Reproduce this listing in full.

———

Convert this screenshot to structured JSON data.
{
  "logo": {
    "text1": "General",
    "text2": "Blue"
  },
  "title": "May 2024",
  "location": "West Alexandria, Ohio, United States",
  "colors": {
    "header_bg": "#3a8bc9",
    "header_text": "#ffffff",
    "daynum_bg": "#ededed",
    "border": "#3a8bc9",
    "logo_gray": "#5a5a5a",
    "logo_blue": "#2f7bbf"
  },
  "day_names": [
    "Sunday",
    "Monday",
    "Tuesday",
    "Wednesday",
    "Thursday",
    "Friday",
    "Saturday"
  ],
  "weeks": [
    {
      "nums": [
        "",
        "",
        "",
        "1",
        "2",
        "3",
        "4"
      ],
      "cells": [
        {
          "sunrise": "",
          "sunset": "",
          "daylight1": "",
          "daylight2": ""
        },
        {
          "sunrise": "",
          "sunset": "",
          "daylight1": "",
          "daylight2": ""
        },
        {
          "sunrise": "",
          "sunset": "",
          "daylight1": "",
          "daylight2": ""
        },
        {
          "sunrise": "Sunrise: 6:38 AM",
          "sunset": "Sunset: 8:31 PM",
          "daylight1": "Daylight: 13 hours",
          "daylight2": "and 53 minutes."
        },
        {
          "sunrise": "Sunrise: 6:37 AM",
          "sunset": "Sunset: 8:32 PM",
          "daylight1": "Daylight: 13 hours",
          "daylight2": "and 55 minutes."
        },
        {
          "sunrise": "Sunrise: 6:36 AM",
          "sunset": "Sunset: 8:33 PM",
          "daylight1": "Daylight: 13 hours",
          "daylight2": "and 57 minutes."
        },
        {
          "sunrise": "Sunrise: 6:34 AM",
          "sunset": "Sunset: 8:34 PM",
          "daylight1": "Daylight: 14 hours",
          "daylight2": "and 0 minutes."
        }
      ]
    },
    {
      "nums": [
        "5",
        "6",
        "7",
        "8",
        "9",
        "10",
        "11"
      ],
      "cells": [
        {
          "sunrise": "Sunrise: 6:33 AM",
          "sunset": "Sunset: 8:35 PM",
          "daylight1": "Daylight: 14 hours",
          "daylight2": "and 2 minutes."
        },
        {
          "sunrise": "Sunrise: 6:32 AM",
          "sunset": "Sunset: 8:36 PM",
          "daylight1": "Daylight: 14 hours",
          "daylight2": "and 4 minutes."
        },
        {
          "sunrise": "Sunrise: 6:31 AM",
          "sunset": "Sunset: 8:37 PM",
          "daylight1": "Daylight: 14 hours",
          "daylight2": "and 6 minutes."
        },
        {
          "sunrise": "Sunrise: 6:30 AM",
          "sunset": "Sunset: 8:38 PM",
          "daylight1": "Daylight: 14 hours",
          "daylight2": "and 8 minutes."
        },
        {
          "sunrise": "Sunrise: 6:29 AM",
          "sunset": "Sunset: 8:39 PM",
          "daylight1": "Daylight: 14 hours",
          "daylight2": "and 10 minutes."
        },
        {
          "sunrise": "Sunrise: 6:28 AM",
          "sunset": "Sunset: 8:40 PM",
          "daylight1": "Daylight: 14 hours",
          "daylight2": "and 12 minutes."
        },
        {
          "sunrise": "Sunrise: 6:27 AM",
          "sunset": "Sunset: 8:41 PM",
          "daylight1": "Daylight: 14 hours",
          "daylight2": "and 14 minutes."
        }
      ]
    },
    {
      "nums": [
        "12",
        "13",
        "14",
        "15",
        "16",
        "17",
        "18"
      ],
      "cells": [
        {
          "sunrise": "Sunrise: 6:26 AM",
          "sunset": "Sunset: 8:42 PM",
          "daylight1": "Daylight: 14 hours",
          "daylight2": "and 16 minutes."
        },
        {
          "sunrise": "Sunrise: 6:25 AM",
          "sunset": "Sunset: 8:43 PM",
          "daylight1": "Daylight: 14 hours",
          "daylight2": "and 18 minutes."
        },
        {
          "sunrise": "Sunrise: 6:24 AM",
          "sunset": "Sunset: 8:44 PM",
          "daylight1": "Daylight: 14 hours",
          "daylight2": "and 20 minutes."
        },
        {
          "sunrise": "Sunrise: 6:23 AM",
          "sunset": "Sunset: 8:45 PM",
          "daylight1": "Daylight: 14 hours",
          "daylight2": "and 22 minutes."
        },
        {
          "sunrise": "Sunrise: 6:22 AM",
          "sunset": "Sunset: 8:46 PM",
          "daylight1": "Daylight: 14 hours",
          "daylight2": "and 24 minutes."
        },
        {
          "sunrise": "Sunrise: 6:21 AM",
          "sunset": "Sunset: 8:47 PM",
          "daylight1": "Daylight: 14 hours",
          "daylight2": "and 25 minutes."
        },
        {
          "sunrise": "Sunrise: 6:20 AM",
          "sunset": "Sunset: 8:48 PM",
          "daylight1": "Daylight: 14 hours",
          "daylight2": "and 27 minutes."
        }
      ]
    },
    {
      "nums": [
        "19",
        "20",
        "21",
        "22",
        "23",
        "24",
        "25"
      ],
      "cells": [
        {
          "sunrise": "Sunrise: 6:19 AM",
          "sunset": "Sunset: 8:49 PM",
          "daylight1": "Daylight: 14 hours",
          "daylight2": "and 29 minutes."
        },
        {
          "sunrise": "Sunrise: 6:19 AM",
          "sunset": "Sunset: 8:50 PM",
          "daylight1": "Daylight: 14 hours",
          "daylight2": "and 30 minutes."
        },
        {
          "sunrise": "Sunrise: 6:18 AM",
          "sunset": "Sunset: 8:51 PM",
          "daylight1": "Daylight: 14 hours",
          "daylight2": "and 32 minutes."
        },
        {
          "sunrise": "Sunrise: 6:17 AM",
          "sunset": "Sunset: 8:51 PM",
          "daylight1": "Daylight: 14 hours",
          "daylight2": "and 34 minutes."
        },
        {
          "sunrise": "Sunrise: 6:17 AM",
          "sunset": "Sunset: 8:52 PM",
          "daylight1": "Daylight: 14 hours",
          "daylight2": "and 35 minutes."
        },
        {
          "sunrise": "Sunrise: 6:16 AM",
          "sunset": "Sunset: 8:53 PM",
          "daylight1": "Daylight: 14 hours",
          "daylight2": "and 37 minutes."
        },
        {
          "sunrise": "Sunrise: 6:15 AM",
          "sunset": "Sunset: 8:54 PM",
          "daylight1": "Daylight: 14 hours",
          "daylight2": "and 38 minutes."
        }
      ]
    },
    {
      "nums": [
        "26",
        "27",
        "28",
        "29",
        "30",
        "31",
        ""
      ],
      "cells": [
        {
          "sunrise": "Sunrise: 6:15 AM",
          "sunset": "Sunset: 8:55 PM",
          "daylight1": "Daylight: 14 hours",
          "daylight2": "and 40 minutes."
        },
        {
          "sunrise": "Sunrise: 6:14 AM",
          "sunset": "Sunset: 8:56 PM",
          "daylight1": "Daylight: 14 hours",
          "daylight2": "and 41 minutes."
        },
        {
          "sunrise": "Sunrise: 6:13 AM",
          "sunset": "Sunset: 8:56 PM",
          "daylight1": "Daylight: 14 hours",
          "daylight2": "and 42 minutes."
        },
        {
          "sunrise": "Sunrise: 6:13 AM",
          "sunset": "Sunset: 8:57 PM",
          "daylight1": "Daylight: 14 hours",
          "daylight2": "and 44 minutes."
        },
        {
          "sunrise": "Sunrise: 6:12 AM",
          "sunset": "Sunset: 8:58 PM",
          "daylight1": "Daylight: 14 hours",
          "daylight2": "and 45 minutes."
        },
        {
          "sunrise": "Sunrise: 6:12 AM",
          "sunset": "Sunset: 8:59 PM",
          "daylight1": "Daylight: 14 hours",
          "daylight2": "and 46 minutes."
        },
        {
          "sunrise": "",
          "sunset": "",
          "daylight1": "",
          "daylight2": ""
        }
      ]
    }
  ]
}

———

- Answer to the exercise -
Convert this screenshot to structured JSON data.
{
  "logo": {
    "text1": "General",
    "text2": "Blue"
  },
  "title": "May 2024",
  "location": "West Alexandria, Ohio, United States",
  "colors": {
    "header_bg": "#3a8bc9",
    "header_text": "#ffffff",
    "daynum_bg": "#ededed",
    "border": "#3a8bc9",
    "logo_gray": "#5a5a5a",
    "logo_blue": "#2f7bbf"
  },
  "day_names": [
    "Sunday",
    "Monday",
    "Tuesday",
    "Wednesday",
    "Thursday",
    "Friday",
    "Saturday"
  ],
  "weeks": [
    {
      "nums": [
        "",
        "",
        "",
        "1",
        "2",
        "3",
        "4"
      ],
      "cells": [
        {
          "sunrise": "",
          "sunset": "",
          "daylight1": "",
          "daylight2": ""
        },
        {
          "sunrise": "",
          "sunset": "",
          "daylight1": "",
          "daylight2": ""
        },
        {
          "sunrise": "",
          "sunset": "",
          "daylight1": "",
          "daylight2": ""
        },
        {
          "sunrise": "Sunrise: 6:38 AM",
          "sunset": "Sunset: 8:31 PM",
          "daylight1": "Daylight: 13 hours",
          "daylight2": "and 53 minutes."
        },
        {
          "sunrise": "Sunrise: 6:37 AM",
          "sunset": "Sunset: 8:32 PM",
          "daylight1": "Daylight: 13 hours",
          "daylight2": "and 55 minutes."
        },
        {
          "sunrise": "Sunrise: 6:36 AM",
          "sunset": "Sunset: 8:33 PM",
          "daylight1": "Daylight: 13 hours",
          "daylight2": "and 57 minutes."
        },
        {
          "sunrise": "Sunrise: 6:34 AM",
          "sunset": "Sunset: 8:34 PM",
          "daylight1": "Daylight: 14 hours",
          "daylight2": "and 0 minutes."
        }
      ]
    },
    {
      "nums": [
        "5",
        "6",
        "7",
        "8",
        "9",
        "10",
        "11"
      ],
      "cells": [
        {
          "sunrise": "Sunrise: 6:33 AM",
          "sunset": "Sunset: 8:35 PM",
          "daylight1": "Daylight: 14 hours",
          "daylight2": "and 2 minutes."
        },
        {
          "sunrise": "Sunrise: 6:32 AM",
          "sunset": "Sunset: 8:36 PM",
          "daylight1": "Daylight: 14 hours",
          "daylight2": "and 4 minutes."
        },
        {
          "sunrise": "Sunrise: 6:31 AM",
          "sunset": "Sunset: 8:37 PM",
          "daylight1": "Daylight: 14 hours",
          "daylight2": "and 6 minutes."
        },
        {
          "sunrise": "Sunrise: 6:30 AM",
          "sunset": "Sunset: 8:38 PM",
          "daylight1": "Daylight: 14 hours",
          "daylight2": "and 8 minutes."
        },
        {
          "sunrise": "Sunrise: 6:29 AM",
          "sunset": "Sunset: 8:39 PM",
          "daylight1": "Daylight: 14 hours",
          "daylight2": "and 10 minutes."
        },
        {
          "sunrise": "Sunrise: 6:28 AM",
          "sunset": "Sunset: 8:40 PM",
          "daylight1": "Daylight: 14 hours",
          "daylight2": "and 12 minutes."
        },
        {
          "sunrise": "Sunrise: 6:27 AM",
          "sunset": "Sunset: 8:41 PM",
          "daylight1": "Daylight: 14 hours",
          "daylight2": "and 14 minutes."
        }
      ]
    },
    {
      "nums": [
        "12",
        "13",
        "14",
        "15",
        "16",
        "17",
        "18"
      ],
      "cells": [
        {
          "sunrise": "Sunrise: 6:26 AM",
          "sunset": "Sunset: 8:42 PM",
          "daylight1": "Daylight: 14 hours",
          "daylight2": "and 16 minutes."
        },
        {
          "sunrise": "Sunrise: 6:25 AM",
          "sunset": "Sunset: 8:43 PM",
          "daylight1": "Daylight: 14 hours",
          "daylight2": "and 18 minutes."
        },
        {
          "sunrise": "Sunrise: 6:24 AM",
          "sunset": "Sunset: 8:44 PM",
          "daylight1": "Daylight: 14 hours",
          "daylight2": "and 20 minutes."
        },
        {
          "sunrise": "Sunrise: 6:23 AM",
          "sunset": "Sunset: 8:45 PM",
          "daylight1": "Daylight: 14 hours",
          "daylight2": "and 22 minutes."
        },
        {
          "sunrise": "Sunrise: 6:22 AM",
          "sunset": "Sunset: 8:46 PM",
          "daylight1": "Daylight: 14 hours",
          "daylight2": "and 24 minutes."
        },
        {
          "sunrise": "Sunrise: 6:21 AM",
          "sunset": "Sunset: 8:47 PM",
          "daylight1": "Daylight: 14 hours",
          "daylight2": "and 25 minutes."
        },
        {
          "sunrise": "Sunrise: 6:20 AM",
          "sunset": "Sunset: 8:48 PM",
          "daylight1": "Daylight: 14 hours",
          "daylight2": "and 27 minutes."
        }
      ]
    },
    {
      "nums": [
        "19",
        "20",
        "21",
        "22",
        "23",
        "24",
        "25"
      ],
      "cells": [
        {
          "sunrise": "Sunrise: 6:19 AM",
          "sunset": "Sunset: 8:49 PM",
          "daylight1": "Daylight: 14 hours",
          "daylight2": "and 29 minutes."
        },
        {
          "sunrise": "Sunrise: 6:19 AM",
          "sunset": "Sunset: 8:50 PM",
          "daylight1": "Daylight: 14 hours",
          "daylight2": "and 30 minutes."
        },
        {
          "sunrise": "Sunrise: 6:18 AM",
          "sunset": "Sunset: 8:51 PM",
          "daylight1": "Daylight: 14 hours",
          "daylight2": "and 32 minutes."
        },
        {
          "sunrise": "Sunrise: 6:17 AM",
          "sunset": "Sunset: 8:51 PM",
          "daylight1": "Daylight: 14 hours",
          "daylight2": "and 34 minutes."
        },
        {
          "sunrise": "Sunrise: 6:17 AM",
          "sunset": "Sunset: 8:52 PM",
          "daylight1": "Daylight: 14 hours",
          "daylight2": "and 35 minutes."
        },
        {
          "sunrise": "Sunrise: 6:16 AM",
          "sunset": "Sunset: 8:53 PM",
          "daylight1": "Daylight: 14 hours",
          "daylight2": "and 37 minutes."
        },
        {
          "sunrise": "Sunrise: 6:15 AM",
          "sunset": "Sunset: 8:54 PM",
          "daylight1": "Daylight: 14 hours",
          "daylight2": "and 38 minutes."
        }
      ]
    },
    {
      "nums": [
        "26",
        "27",
        "28",
        "29",
        "30",
        "31",
        ""
      ],
      "cells": [
        {
          "sunrise": "Sunrise: 6:15 AM",
          "sunset": "Sunset: 8:55 PM",
          "daylight1": "Daylight: 14 hours",
          "daylight2": "and 40 minutes."
        },
        {
          "sunrise": "Sunrise: 6:14 AM",
          "sunset": "Sunset: 8:56 PM",
          "daylight1": "Daylight: 14 hours",
          "daylight2": "and 41 minutes."
        },
        {
          "sunrise": "Sunrise: 6:13 AM",
          "sunset": "Sunset: 8:56 PM",
          "daylight1": "Daylight: 14 hours",
          "daylight2": "and 42 minutes."
        },
        {
          "sunrise": "Sunrise: 6:13 AM",
          "sunset": "Sunset: 8:57 PM",
          "daylight1": "Daylight: 14 hours",
          "daylight2": "and 44 minutes."
        },
        {
          "sunrise": "Sunrise: 6:12 AM",
          "sunset": "Sunset: 8:58 PM",
          "daylight1": "Daylight: 14 hours",
          "daylight2": "and 45 minutes."
        },
        {
          "sunrise": "Sunrise: 6:12 AM",
          "sunset": "Sunset: 8:59 PM",
          "daylight1": "Daylight: 14 hours",
          "daylight2": "and 46 minutes."
        },
        {
          "sunrise": "",
          "sunset": "",
          "daylight1": "",
          "daylight2": ""
        }
      ]
    }
  ]
}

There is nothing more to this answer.